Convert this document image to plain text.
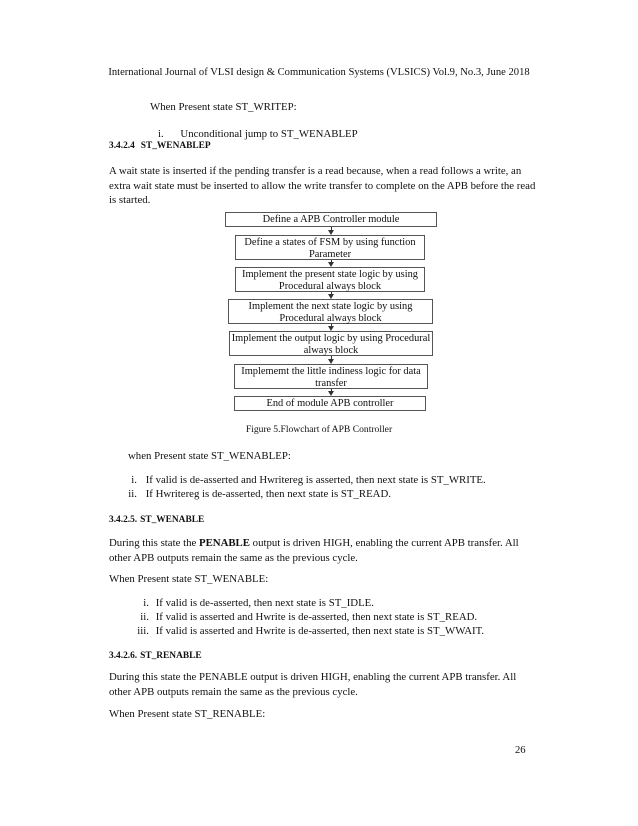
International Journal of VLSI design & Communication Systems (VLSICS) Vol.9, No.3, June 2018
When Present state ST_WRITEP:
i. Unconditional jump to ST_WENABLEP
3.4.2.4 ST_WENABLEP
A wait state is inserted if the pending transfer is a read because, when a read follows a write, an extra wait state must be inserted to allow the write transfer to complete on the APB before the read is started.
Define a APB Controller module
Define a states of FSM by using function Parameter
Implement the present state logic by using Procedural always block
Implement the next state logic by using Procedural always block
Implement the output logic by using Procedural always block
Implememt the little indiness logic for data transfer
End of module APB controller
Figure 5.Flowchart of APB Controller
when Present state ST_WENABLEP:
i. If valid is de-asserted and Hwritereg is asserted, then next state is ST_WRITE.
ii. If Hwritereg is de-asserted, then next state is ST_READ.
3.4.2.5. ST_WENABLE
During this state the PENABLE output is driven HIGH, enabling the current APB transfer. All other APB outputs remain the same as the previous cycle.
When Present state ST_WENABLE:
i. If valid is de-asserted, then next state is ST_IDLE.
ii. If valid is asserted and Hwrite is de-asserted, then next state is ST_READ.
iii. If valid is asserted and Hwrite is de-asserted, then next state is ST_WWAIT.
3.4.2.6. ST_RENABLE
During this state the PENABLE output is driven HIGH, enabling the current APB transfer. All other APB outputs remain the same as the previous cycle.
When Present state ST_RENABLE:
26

EXERCISE DIRECTIONS:
Excluding the pictures, reproduce every entry exactly as given.

WRITTEN RESPONSE:
Convert this document image to plain text.
International Journal of VLSI design & Communication Systems (VLSICS) Vol.9, No.3, June 2018
When Present state ST_WRITEP:
i. Unconditional jump to ST_WENABLEP
3.4.2.4 ST_WENABLEP
A wait state is inserted if the pending transfer is a read because, when a read follows a write, an extra wait state must be inserted to allow the write transfer to complete on the APB before the read is started.
Define a APB Controller module
Define a states of FSM by using function Parameter
Implement the present state logic by using Procedural always block
Implement the next state logic by using Procedural always block
Implement the output logic by using Procedural always block
Implememt the little indiness logic for data transfer
End of module APB controller
Figure 5.Flowchart of APB Controller
when Present state ST_WENABLEP:
i. If valid is de-asserted and Hwritereg is asserted, then next state is ST_WRITE.
ii. If Hwritereg is de-asserted, then next state is ST_READ.
3.4.2.5. ST_WENABLE
During this state the PENABLE output is driven HIGH, enabling the current APB transfer. All other APB outputs remain the same as the previous cycle.
When Present state ST_WENABLE:
i. If valid is de-asserted, then next state is ST_IDLE.
ii. If valid is asserted and Hwrite is de-asserted, then next state is ST_READ.
iii. If valid is asserted and Hwrite is de-asserted, then next state is ST_WWAIT.
3.4.2.6. ST_RENABLE
During this state the PENABLE output is driven HIGH, enabling the current APB transfer. All other APB outputs remain the same as the previous cycle.
When Present state ST_RENABLE:
26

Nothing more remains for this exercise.